Copy out each line that mentions the word "icon".

======== Extracted data ========

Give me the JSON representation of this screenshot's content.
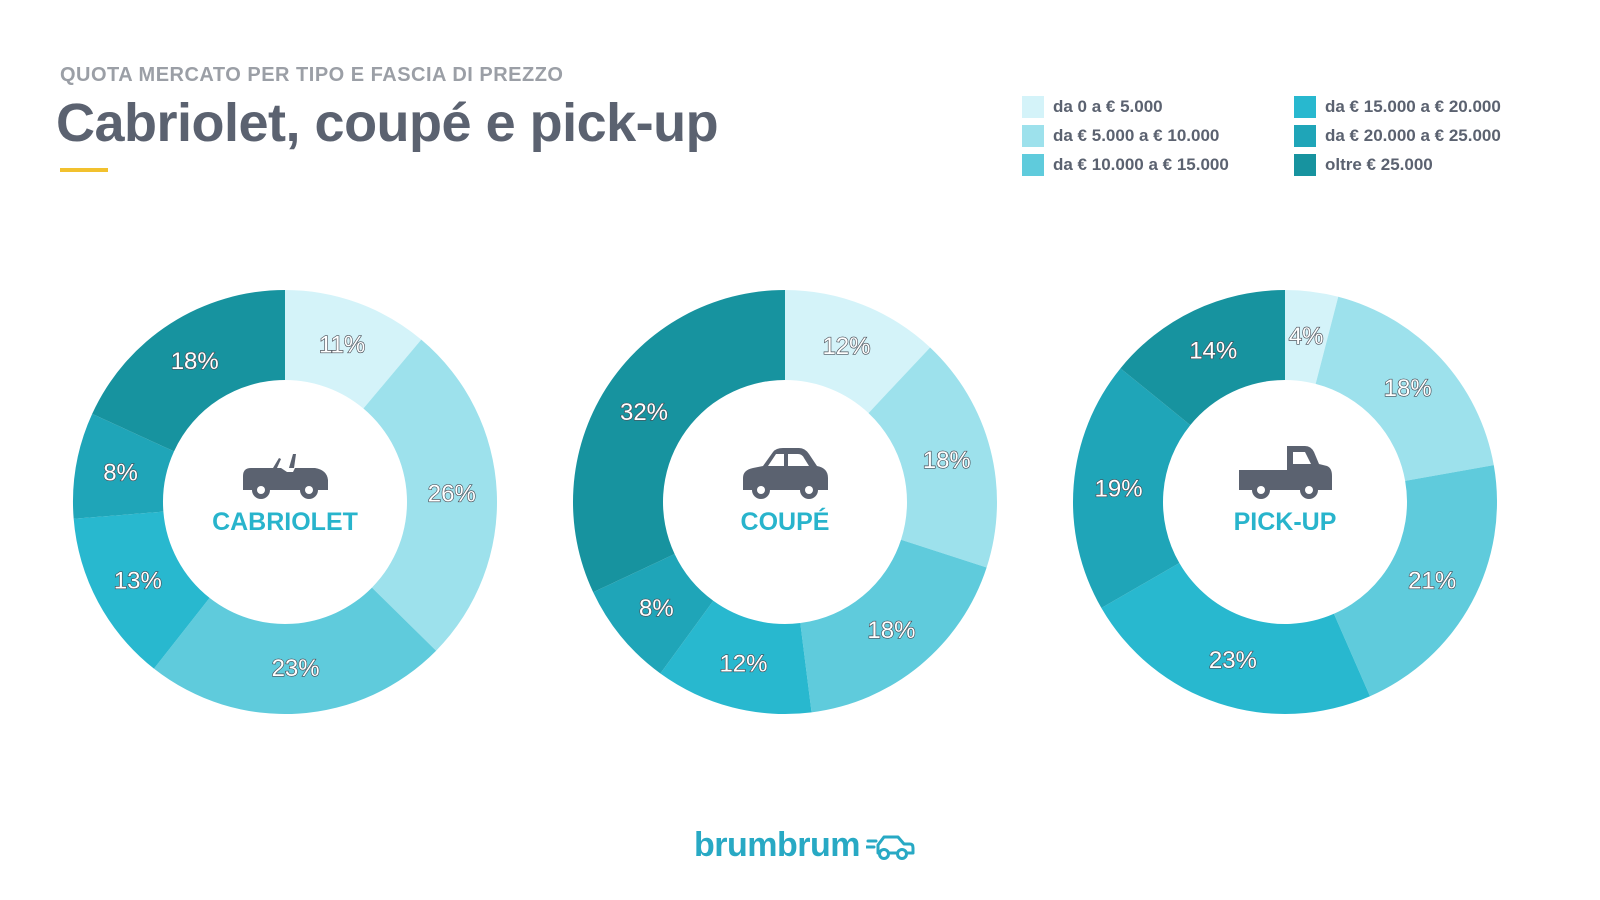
{
  "header": {
    "subtitle": "QUOTA MERCATO PER TIPO E FASCIA DI PREZZO",
    "title": "Cabriolet, coupé e pick-up"
  },
  "legend": [
    {
      "label": "da 0 a € 5.000",
      "color": "#d4f3f9"
    },
    {
      "label": "da € 5.000 a € 10.000",
      "color": "#9de1ec"
    },
    {
      "label": "da € 10.000 a € 15.000",
      "color": "#5fcbdc"
    },
    {
      "label": "da € 15.000 a € 20.000",
      "color": "#28b8cf"
    },
    {
      "label": "da € 20.000 a € 25.000",
      "color": "#1fa5b8"
    },
    {
      "label": "oltre € 25.000",
      "color": "#17939f"
    }
  ],
  "chart_data": [
    {
      "type": "pie",
      "title": "CABRIOLET",
      "icon": "convertible-car-icon",
      "categories": [
        "da 0 a € 5.000",
        "da € 5.000 a € 10.000",
        "da € 10.000 a € 15.000",
        "da € 15.000 a € 20.000",
        "da € 20.000 a € 25.000",
        "oltre € 25.000"
      ],
      "values": [
        11,
        26,
        23,
        13,
        8,
        18
      ],
      "labels": [
        "11%",
        "26%",
        "23%",
        "13%",
        "8%",
        "18%"
      ]
    },
    {
      "type": "pie",
      "title": "COUPÉ",
      "icon": "coupe-car-icon",
      "categories": [
        "da 0 a € 5.000",
        "da € 5.000 a € 10.000",
        "da € 10.000 a € 15.000",
        "da € 15.000 a € 20.000",
        "da € 20.000 a € 25.000",
        "oltre € 25.000"
      ],
      "values": [
        12,
        18,
        18,
        12,
        8,
        32
      ],
      "labels": [
        "12%",
        "18%",
        "18%",
        "12%",
        "8%",
        "32%"
      ]
    },
    {
      "type": "pie",
      "title": "PICK-UP",
      "icon": "pickup-truck-icon",
      "categories": [
        "da 0 a € 5.000",
        "da € 5.000 a € 10.000",
        "da € 10.000 a € 15.000",
        "da € 15.000 a € 20.000",
        "da € 20.000 a € 25.000",
        "oltre € 25.000"
      ],
      "values": [
        4,
        18,
        21,
        23,
        19,
        14
      ],
      "labels": [
        "4%",
        "18%",
        "21%",
        "23%",
        "19%",
        "14%"
      ]
    }
  ],
  "footer": {
    "brand": "brumbrum",
    "brand_color": "#28a9c4",
    "brand_icon": "car-logo-icon"
  },
  "colors": {
    "title": "#5b6270",
    "subtitle": "#9b9fa6",
    "accent": "#f2c12e",
    "center_label": "#28b4cc",
    "icon": "#5b6270"
  }
}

========

*Complete output:*
      "icon": "convertible-car-icon",
      "icon": "coupe-car-icon",
      "icon": "pickup-truck-icon",
    "brand_icon": "car-logo-icon"
    "icon": "#5b6270"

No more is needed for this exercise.